Exercise brief: Put the material below into a numbered list, starting with the line that contains "Localize each UI component in this 1300×1137" and going on through the line that contains "- alamy-info-bar: alamy", with blank lines left out. Leave the pictures out of the list.

Input:

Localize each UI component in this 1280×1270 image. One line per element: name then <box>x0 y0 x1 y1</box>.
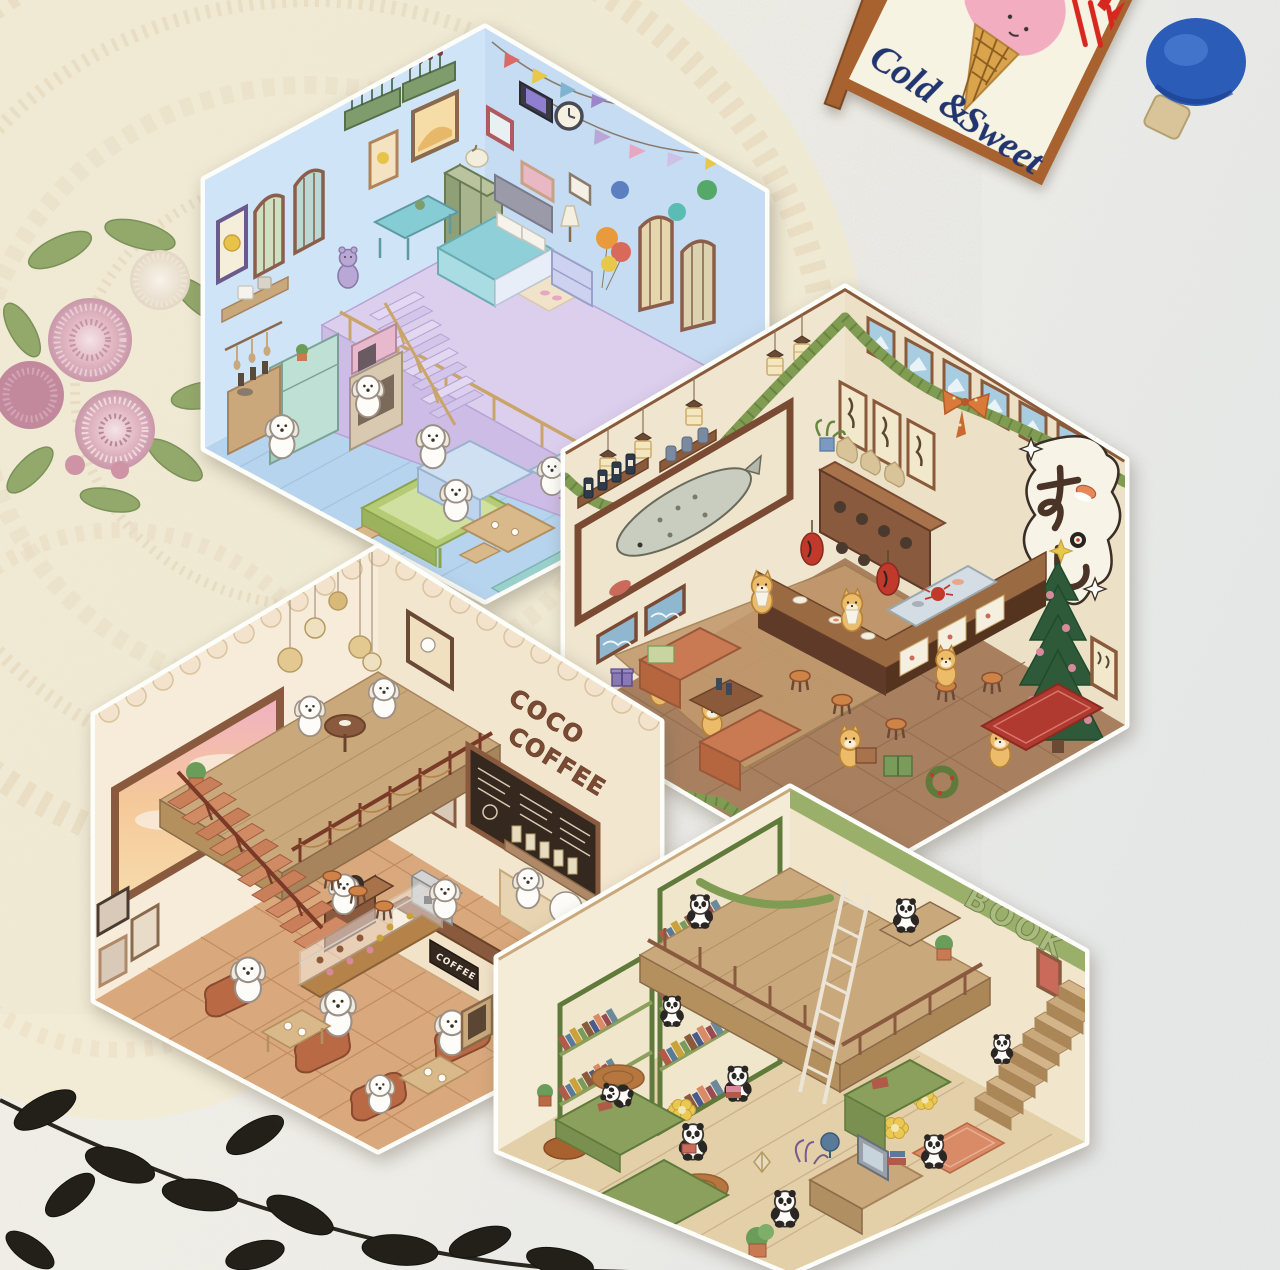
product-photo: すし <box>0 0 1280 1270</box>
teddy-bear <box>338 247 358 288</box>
==
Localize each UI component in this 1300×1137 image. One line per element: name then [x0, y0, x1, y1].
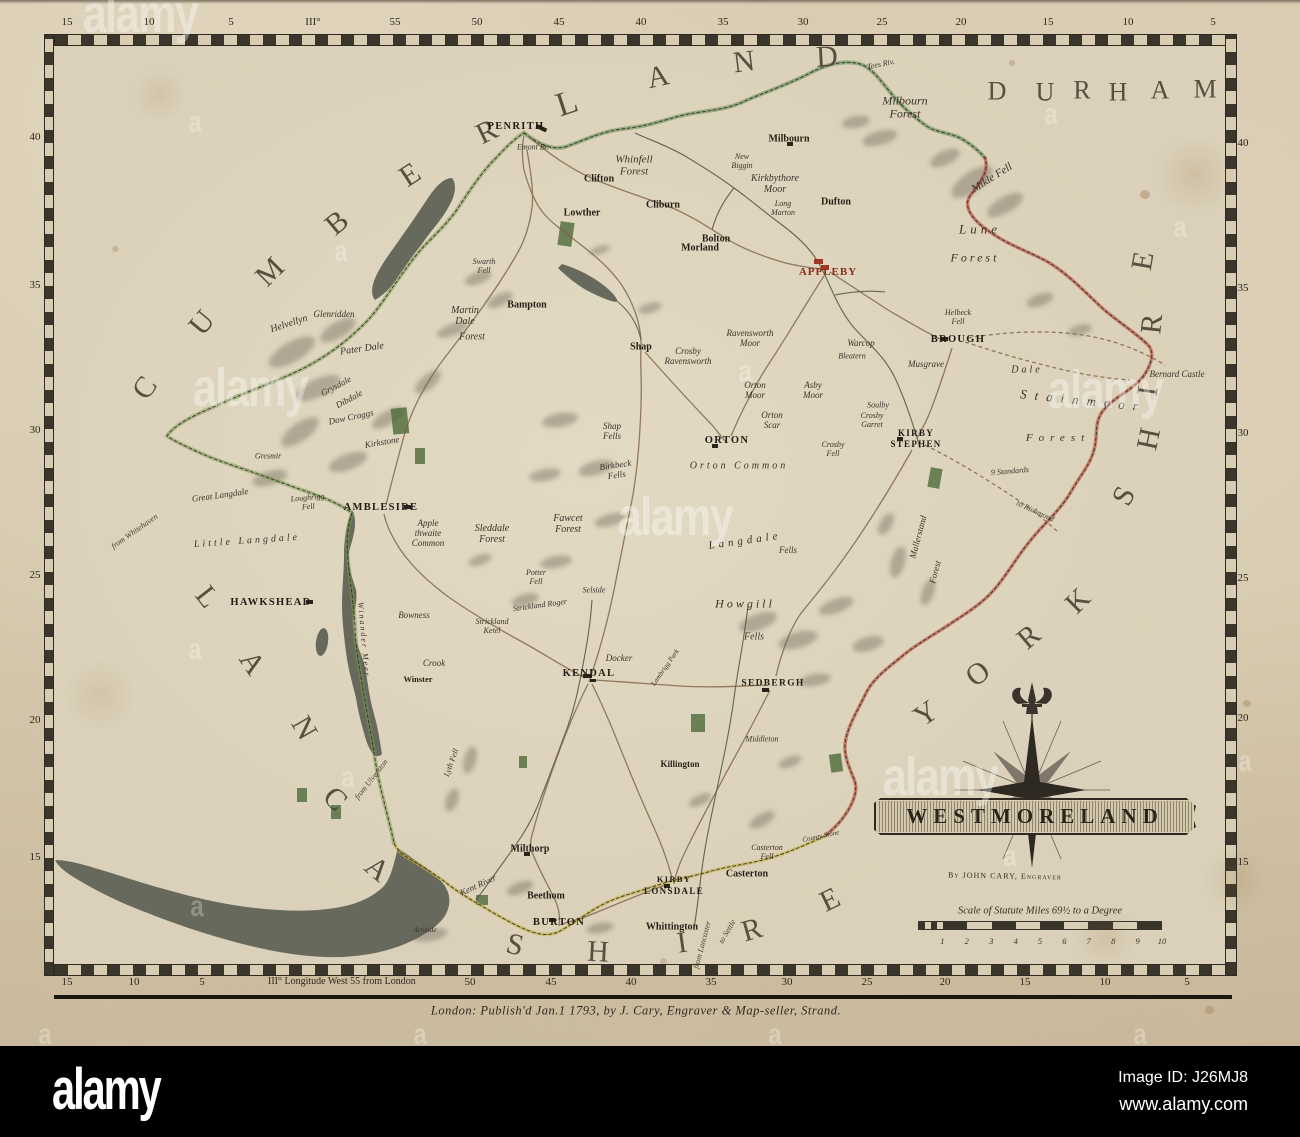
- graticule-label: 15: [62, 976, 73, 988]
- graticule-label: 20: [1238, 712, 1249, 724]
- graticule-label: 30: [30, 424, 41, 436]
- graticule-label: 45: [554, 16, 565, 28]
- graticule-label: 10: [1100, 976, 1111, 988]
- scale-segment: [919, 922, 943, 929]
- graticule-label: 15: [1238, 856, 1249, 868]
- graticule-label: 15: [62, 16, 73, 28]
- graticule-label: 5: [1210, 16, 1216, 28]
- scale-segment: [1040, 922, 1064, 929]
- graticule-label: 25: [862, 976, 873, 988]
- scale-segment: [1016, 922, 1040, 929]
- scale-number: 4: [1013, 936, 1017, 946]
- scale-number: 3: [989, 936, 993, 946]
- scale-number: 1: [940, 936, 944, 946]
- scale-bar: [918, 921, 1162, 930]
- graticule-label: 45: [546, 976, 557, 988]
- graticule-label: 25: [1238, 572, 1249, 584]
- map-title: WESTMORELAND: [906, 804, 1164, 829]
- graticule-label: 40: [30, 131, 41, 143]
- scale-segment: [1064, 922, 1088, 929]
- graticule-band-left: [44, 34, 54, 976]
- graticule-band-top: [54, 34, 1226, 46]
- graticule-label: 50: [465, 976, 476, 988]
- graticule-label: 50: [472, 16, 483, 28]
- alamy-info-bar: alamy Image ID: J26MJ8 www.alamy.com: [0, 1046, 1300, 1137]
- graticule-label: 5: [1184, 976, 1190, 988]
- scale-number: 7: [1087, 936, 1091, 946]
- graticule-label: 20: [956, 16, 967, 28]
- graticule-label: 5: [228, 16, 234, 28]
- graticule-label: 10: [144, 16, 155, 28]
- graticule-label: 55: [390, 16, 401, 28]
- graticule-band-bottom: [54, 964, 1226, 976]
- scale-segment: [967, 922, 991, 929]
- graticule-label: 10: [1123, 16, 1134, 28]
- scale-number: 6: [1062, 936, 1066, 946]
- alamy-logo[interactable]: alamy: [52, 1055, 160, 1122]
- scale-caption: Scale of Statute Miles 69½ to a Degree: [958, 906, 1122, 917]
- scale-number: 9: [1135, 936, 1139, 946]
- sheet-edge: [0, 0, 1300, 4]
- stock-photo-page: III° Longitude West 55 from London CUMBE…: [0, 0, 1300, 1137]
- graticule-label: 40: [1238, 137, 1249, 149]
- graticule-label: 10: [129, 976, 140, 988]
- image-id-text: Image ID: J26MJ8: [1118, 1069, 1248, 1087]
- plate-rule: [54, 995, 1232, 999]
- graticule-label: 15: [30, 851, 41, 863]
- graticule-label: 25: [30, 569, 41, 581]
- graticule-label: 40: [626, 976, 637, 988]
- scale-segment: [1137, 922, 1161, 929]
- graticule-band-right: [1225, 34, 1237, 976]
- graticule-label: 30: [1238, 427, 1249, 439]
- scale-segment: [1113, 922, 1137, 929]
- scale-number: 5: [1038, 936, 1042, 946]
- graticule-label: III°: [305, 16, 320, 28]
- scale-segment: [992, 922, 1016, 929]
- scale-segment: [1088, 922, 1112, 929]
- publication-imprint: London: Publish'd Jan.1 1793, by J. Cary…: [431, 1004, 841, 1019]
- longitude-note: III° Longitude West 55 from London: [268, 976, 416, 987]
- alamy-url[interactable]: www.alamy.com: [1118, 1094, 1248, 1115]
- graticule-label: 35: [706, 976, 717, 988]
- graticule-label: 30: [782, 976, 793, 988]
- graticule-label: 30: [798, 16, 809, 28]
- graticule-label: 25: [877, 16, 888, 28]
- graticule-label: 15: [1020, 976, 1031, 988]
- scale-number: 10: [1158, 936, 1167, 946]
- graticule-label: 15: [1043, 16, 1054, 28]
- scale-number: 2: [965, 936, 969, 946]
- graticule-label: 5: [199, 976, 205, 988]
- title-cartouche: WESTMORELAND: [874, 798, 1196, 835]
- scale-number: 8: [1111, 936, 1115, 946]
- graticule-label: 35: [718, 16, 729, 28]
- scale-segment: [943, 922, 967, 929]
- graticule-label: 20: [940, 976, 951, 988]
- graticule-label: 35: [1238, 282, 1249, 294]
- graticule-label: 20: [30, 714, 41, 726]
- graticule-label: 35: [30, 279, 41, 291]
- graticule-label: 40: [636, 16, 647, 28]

Exercise answer:
1. Localize each UI component in this 1300×1137 image. One line per element: name then [x0, y0, x1, y1].
2. - graticule-label: 15: [62, 976, 73, 988]
3. - graticule-label: 20: [1238, 712, 1249, 724]
4. - graticule-label: 30: [30, 424, 41, 436]
5. - graticule-label: 45: [554, 16, 565, 28]
6. - graticule-label: 10: [1100, 976, 1111, 988]
7. - scale-segment: [919, 922, 943, 929]
8. - graticule-label: 15: [1238, 856, 1249, 868]
9. - graticule-label: 15: [62, 16, 73, 28]
10. - graticule-label: 5: [1210, 16, 1216, 28]
11. - scale-segment: [1040, 922, 1064, 929]
12. - graticule-label: 25: [862, 976, 873, 988]
13. - scale-segment: [1016, 922, 1040, 929]
14. - scale-number: 4: [1013, 936, 1017, 946]
15. - scale-number: 3: [989, 936, 993, 946]
16. - scale-number: 1: [940, 936, 944, 946]
17. - scale-bar: [918, 921, 1162, 930]
18. - graticule-label: 45: [546, 976, 557, 988]
19. - graticule-label: 25: [1238, 572, 1249, 584]
20. - map-title: WESTMORELAND: [906, 804, 1164, 829]
21. - graticule-label: 40: [30, 131, 41, 143]
22. - scale-segment: [1064, 922, 1088, 929]
23. - graticule-band-left: [44, 34, 54, 976]
24. - graticule-band-top: [54, 34, 1226, 46]
25. - graticule-label: 50: [465, 976, 476, 988]
26. - graticule-label: 50: [472, 16, 483, 28]
27. - alamy-info-bar: alamy Image ID: J26MJ8 www.alamy.com: [0, 1046, 1300, 1137]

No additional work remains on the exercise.